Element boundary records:
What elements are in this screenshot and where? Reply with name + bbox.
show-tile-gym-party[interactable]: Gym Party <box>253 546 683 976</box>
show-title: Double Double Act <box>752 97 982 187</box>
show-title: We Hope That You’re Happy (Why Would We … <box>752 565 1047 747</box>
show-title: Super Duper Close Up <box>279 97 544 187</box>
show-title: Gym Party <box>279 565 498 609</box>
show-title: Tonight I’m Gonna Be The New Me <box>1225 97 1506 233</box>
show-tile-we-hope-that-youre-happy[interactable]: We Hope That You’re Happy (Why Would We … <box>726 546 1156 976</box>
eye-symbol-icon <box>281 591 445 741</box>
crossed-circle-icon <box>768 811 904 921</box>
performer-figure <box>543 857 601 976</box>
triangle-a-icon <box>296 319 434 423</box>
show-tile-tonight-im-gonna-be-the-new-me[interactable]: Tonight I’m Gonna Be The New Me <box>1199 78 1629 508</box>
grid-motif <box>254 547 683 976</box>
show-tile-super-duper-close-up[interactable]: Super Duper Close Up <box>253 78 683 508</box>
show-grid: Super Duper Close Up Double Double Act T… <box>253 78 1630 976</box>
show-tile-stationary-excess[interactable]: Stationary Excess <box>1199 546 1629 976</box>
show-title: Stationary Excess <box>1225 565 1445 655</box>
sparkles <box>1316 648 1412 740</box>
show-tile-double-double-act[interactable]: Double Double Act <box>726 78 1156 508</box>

What the exercise asks
Edit the rows above so that every "show-title" becomes "show-heading", and leave everything else the same.

Complete response
What elements are in this screenshot and where? Reply with name + bbox.
show-tile-gym-party[interactable]: Gym Party <box>253 546 683 976</box>
show-heading: Double Double Act <box>752 97 982 187</box>
show-heading: We Hope That You’re Happy (Why Would We … <box>752 565 1047 747</box>
show-heading: Super Duper Close Up <box>279 97 544 187</box>
show-heading: Gym Party <box>279 565 498 609</box>
show-heading: Tonight I’m Gonna Be The New Me <box>1225 97 1506 233</box>
show-tile-we-hope-that-youre-happy[interactable]: We Hope That You’re Happy (Why Would We … <box>726 546 1156 976</box>
eye-symbol-icon <box>281 591 445 741</box>
crossed-circle-icon <box>768 811 904 921</box>
performer-figure <box>543 857 601 976</box>
triangle-a-icon <box>296 319 434 423</box>
show-tile-tonight-im-gonna-be-the-new-me[interactable]: Tonight I’m Gonna Be The New Me <box>1199 78 1629 508</box>
grid-motif <box>254 547 683 976</box>
show-tile-super-duper-close-up[interactable]: Super Duper Close Up <box>253 78 683 508</box>
show-grid: Super Duper Close Up Double Double Act T… <box>253 78 1630 976</box>
show-tile-stationary-excess[interactable]: Stationary Excess <box>1199 546 1629 976</box>
show-heading: Stationary Excess <box>1225 565 1445 655</box>
sparkles <box>1316 648 1412 740</box>
show-tile-double-double-act[interactable]: Double Double Act <box>726 78 1156 508</box>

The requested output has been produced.